[Structured figure records]
------------------------------------

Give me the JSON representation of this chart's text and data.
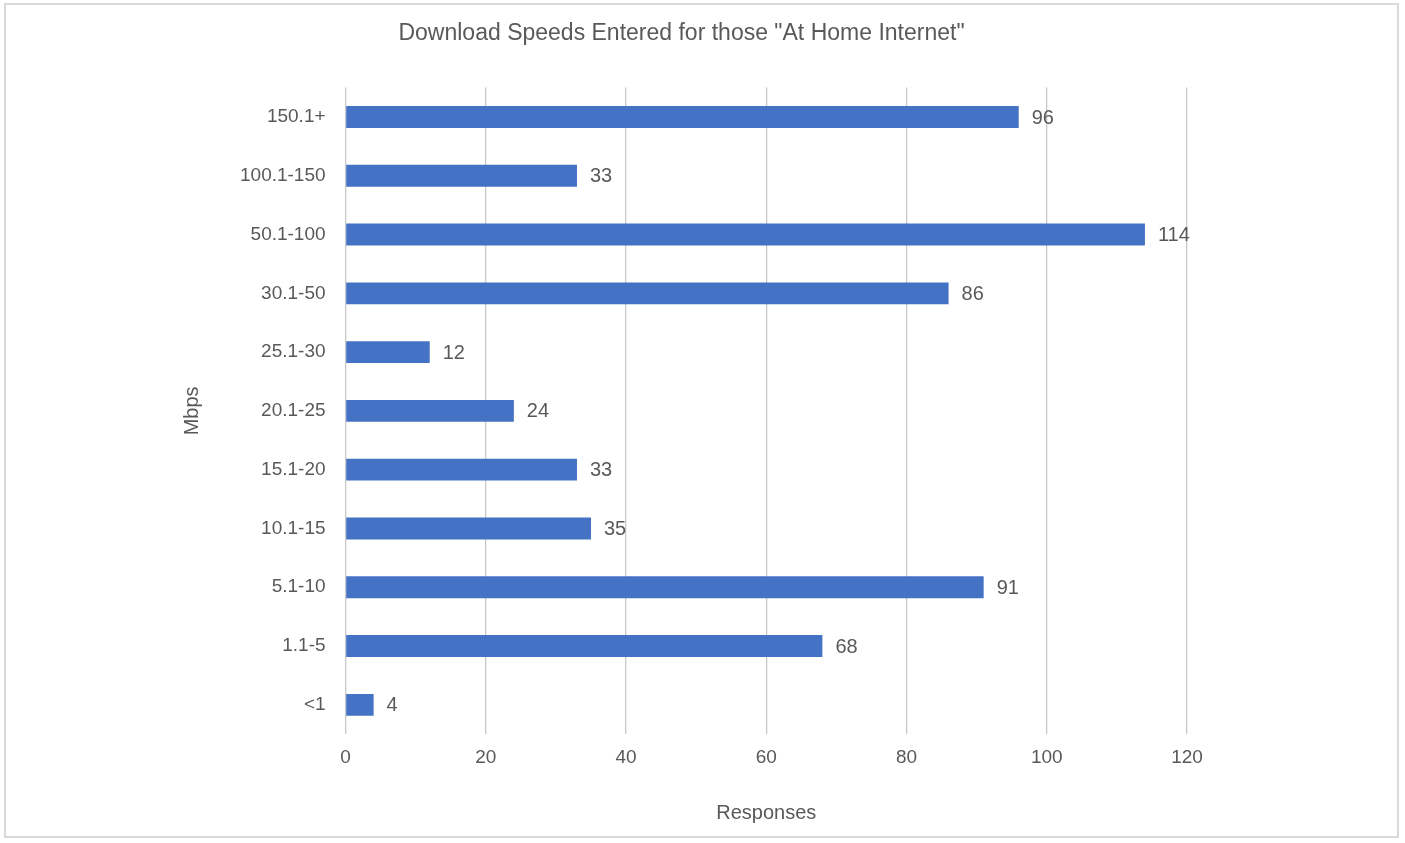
{
  "chart_data": {
    "type": "bar",
    "orientation": "horizontal",
    "title": "Download Speeds Entered for those \"At Home Internet\"",
    "xlabel": "Responses",
    "ylabel": "Mbps",
    "categories": [
      "150.1+",
      "100.1-150",
      "50.1-100",
      "30.1-50",
      "25.1-30",
      "20.1-25",
      "15.1-20",
      "10.1-15",
      "5.1-10",
      "1.1-5",
      "<1"
    ],
    "values": [
      96,
      33,
      114,
      86,
      12,
      24,
      33,
      35,
      91,
      68,
      4
    ],
    "color": "#4472c4",
    "xlim": [
      0,
      120
    ],
    "xticks": [
      0,
      20,
      40,
      60,
      80,
      100,
      120
    ],
    "grid": "x",
    "data_labels": true
  }
}
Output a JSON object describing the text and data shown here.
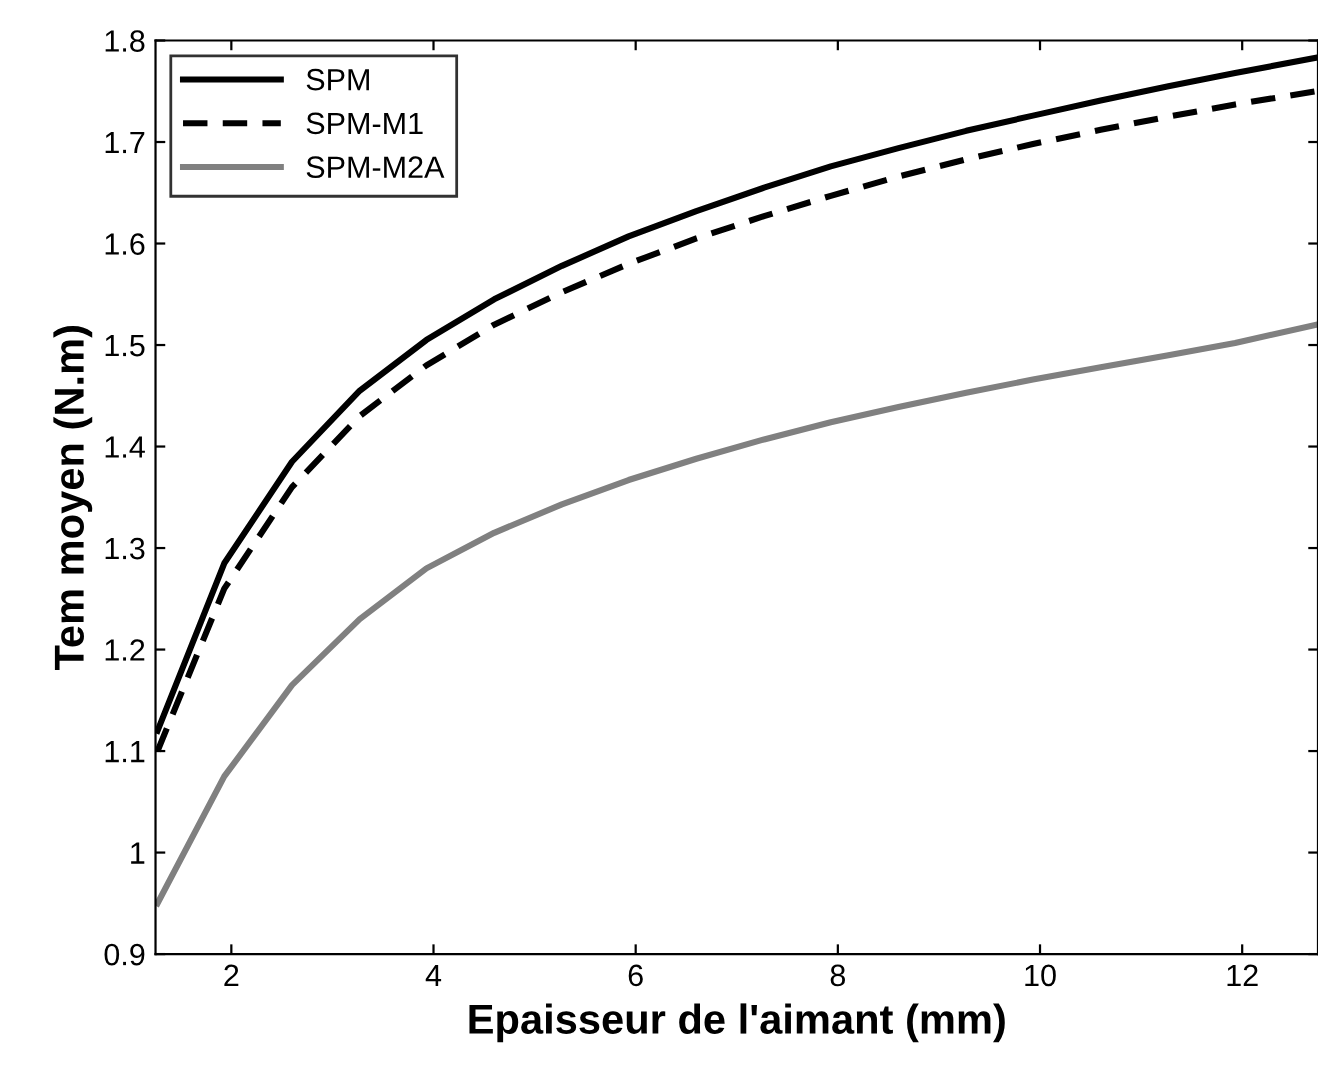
{
  "chart_data": {
    "type": "line",
    "xlabel": "Epaisseur de l'aimant (mm)",
    "ylabel": "Tem moyen (N.m)",
    "x": [
      1.27,
      1.93,
      2.6,
      3.27,
      3.93,
      4.6,
      5.27,
      5.93,
      6.6,
      7.27,
      7.93,
      8.6,
      9.27,
      9.93,
      10.6,
      11.27,
      11.93,
      12.73
    ],
    "series": [
      {
        "name": "SPM",
        "color": "#000000",
        "line_style": "solid",
        "values": [
          1.12,
          1.285,
          1.385,
          1.455,
          1.505,
          1.545,
          1.578,
          1.607,
          1.632,
          1.655,
          1.676,
          1.694,
          1.711,
          1.726,
          1.741,
          1.755,
          1.768,
          1.783
        ]
      },
      {
        "name": "SPM-M1",
        "color": "#000000",
        "line_style": "dashed",
        "values": [
          1.1,
          1.26,
          1.36,
          1.43,
          1.48,
          1.52,
          1.552,
          1.58,
          1.605,
          1.627,
          1.647,
          1.666,
          1.683,
          1.698,
          1.712,
          1.725,
          1.737,
          1.75
        ]
      },
      {
        "name": "SPM-M2A",
        "color": "#808080",
        "line_style": "solid",
        "values": [
          0.95,
          1.075,
          1.165,
          1.23,
          1.28,
          1.315,
          1.343,
          1.367,
          1.388,
          1.407,
          1.424,
          1.439,
          1.453,
          1.466,
          1.478,
          1.49,
          1.502,
          1.52
        ]
      }
    ],
    "xlim": [
      1.25,
      12.75
    ],
    "xticks": [
      2,
      4,
      6,
      8,
      10,
      12
    ],
    "ylim": [
      0.9,
      1.8
    ],
    "yticks": [
      0.9,
      1,
      1.1,
      1.2,
      1.3,
      1.4,
      1.5,
      1.6,
      1.7,
      1.8
    ],
    "grid": false,
    "legend": "top left",
    "marker": "none"
  }
}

------------------------------------

- Written instruction
Repeat the entries exactly and keep the pictures out of the copy.

- The reply
Give me the JSON representation of this chart's text and data.
{
  "chart_data": {
    "type": "bar",
    "orientation": "horizontal",
    "title": "Download Speeds Entered for those \"At Home Internet\"",
    "xlabel": "Responses",
    "ylabel": "Mbps",
    "categories": [
      "150.1+",
      "100.1-150",
      "50.1-100",
      "30.1-50",
      "25.1-30",
      "20.1-25",
      "15.1-20",
      "10.1-15",
      "5.1-10",
      "1.1-5",
      "<1"
    ],
    "values": [
      96,
      33,
      114,
      86,
      12,
      24,
      33,
      35,
      91,
      68,
      4
    ],
    "color": "#4472c4",
    "xlim": [
      0,
      120
    ],
    "xticks": [
      0,
      20,
      40,
      60,
      80,
      100,
      120
    ],
    "grid": "x",
    "data_labels": true
  }
}
Output a JSON object describing the text and data shown here.
{
  "chart_data": {
    "type": "line",
    "xlabel": "Epaisseur de l'aimant (mm)",
    "ylabel": "Tem moyen (N.m)",
    "x": [
      1.27,
      1.93,
      2.6,
      3.27,
      3.93,
      4.6,
      5.27,
      5.93,
      6.6,
      7.27,
      7.93,
      8.6,
      9.27,
      9.93,
      10.6,
      11.27,
      11.93,
      12.73
    ],
    "series": [
      {
        "name": "SPM",
        "color": "#000000",
        "line_style": "solid",
        "values": [
          1.12,
          1.285,
          1.385,
          1.455,
          1.505,
          1.545,
          1.578,
          1.607,
          1.632,
          1.655,
          1.676,
          1.694,
          1.711,
          1.726,
          1.741,
          1.755,
          1.768,
          1.783
        ]
      },
      {
        "name": "SPM-M1",
        "color": "#000000",
        "line_style": "dashed",
        "values": [
          1.1,
          1.26,
          1.36,
          1.43,
          1.48,
          1.52,
          1.552,
          1.58,
          1.605,
          1.627,
          1.647,
          1.666,
          1.683,
          1.698,
          1.712,
          1.725,
          1.737,
          1.75
        ]
      },
      {
        "name": "SPM-M2A",
        "color": "#808080",
        "line_style": "solid",
        "values": [
          0.95,
          1.075,
          1.165,
          1.23,
          1.28,
          1.315,
          1.343,
          1.367,
          1.388,
          1.407,
          1.424,
          1.439,
          1.453,
          1.466,
          1.478,
          1.49,
          1.502,
          1.52
        ]
      }
    ],
    "xlim": [
      1.25,
      12.75
    ],
    "xticks": [
      2,
      4,
      6,
      8,
      10,
      12
    ],
    "ylim": [
      0.9,
      1.8
    ],
    "yticks": [
      0.9,
      1,
      1.1,
      1.2,
      1.3,
      1.4,
      1.5,
      1.6,
      1.7,
      1.8
    ],
    "grid": false,
    "legend": "top left",
    "marker": "none"
  }
}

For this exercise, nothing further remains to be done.